What to work on:
Write out each line exactly as it stands, please.

Extracted records:
+ + + +

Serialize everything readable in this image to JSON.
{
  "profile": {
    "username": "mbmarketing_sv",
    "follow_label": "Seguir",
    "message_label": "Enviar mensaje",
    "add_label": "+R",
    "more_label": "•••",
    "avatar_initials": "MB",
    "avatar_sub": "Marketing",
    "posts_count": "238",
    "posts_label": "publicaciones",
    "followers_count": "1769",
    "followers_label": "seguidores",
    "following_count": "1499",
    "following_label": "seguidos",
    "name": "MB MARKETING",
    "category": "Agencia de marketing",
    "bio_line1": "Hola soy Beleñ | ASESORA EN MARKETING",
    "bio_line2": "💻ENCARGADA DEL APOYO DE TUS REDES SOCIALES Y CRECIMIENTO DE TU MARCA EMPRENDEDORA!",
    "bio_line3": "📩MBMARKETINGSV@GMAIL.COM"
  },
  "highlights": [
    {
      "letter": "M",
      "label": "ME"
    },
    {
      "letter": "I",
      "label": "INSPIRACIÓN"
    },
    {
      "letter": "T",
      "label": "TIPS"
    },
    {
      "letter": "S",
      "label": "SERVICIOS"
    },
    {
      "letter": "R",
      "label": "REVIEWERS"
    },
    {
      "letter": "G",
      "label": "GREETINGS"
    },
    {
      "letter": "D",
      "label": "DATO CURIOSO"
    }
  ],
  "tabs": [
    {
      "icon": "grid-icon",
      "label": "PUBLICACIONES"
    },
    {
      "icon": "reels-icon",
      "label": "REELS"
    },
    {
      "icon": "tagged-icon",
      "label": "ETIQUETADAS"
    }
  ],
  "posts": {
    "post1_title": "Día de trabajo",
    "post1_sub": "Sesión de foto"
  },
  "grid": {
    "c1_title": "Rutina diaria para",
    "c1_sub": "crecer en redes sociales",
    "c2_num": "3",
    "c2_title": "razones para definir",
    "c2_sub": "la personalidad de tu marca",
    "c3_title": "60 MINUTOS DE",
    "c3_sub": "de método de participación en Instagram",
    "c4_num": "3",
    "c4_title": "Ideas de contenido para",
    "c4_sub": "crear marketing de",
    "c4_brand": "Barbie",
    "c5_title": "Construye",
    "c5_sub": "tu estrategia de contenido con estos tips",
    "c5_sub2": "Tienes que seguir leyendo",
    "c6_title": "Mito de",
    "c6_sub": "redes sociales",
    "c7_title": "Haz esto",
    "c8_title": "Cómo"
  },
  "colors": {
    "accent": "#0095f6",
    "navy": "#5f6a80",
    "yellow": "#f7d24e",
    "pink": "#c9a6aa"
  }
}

+ + + +

Response for this exercise:
Serialize everything readable in this image to JSON.
{
  "profile": {
    "username": "mbmarketing_sv",
    "follow_label": "Seguir",
    "message_label": "Enviar mensaje",
    "add_label": "+R",
    "more_label": "•••",
    "avatar_initials": "MB",
    "avatar_sub": "Marketing",
    "posts_count": "238",
    "posts_label": "publicaciones",
    "followers_count": "1769",
    "followers_label": "seguidores",
    "following_count": "1499",
    "following_label": "seguidos",
    "name": "MB MARKETING",
    "category": "Agencia de marketing",
    "bio_line1": "Hola soy Beleñ | ASESORA EN MARKETING",
    "bio_line2": "💻ENCARGADA DEL APOYO DE TUS REDES SOCIALES Y CRECIMIENTO DE TU MARCA EMPRENDEDORA!",
    "bio_line3": "📩MBMARKETINGSV@GMAIL.COM"
  },
  "highlights": [
    {
      "letter": "M",
      "label": "ME"
    },
    {
      "letter": "I",
      "label": "INSPIRACIÓN"
    },
    {
      "letter": "T",
      "label": "TIPS"
    },
    {
      "letter": "S",
      "label": "SERVICIOS"
    },
    {
      "letter": "R",
      "label": "REVIEWERS"
    },
    {
      "letter": "G",
      "label": "GREETINGS"
    },
    {
      "letter": "D",
      "label": "DATO CURIOSO"
    }
  ],
  "tabs": [
    {
      "icon": "grid-icon",
      "label": "PUBLICACIONES"
    },
    {
      "icon": "reels-icon",
      "label": "REELS"
    },
    {
      "icon": "tagged-icon",
      "label": "ETIQUETADAS"
    }
  ],
  "posts": {
    "post1_title": "Día de trabajo",
    "post1_sub": "Sesión de foto"
  },
  "grid": {
    "c1_title": "Rutina diaria para",
    "c1_sub": "crecer en redes sociales",
    "c2_num": "3",
    "c2_title": "razones para definir",
    "c2_sub": "la personalidad de tu marca",
    "c3_title": "60 MINUTOS DE",
    "c3_sub": "de método de participación en Instagram",
    "c4_num": "3",
    "c4_title": "Ideas de contenido para",
    "c4_sub": "crear marketing de",
    "c4_brand": "Barbie",
    "c5_title": "Construye",
    "c5_sub": "tu estrategia de contenido con estos tips",
    "c5_sub2": "Tienes que seguir leyendo",
    "c6_title": "Mito de",
    "c6_sub": "redes sociales",
    "c7_title": "Haz esto",
    "c8_title": "Cómo"
  },
  "colors": {
    "accent": "#0095f6",
    "navy": "#5f6a80",
    "yellow": "#f7d24e",
    "pink": "#c9a6aa"
  }
}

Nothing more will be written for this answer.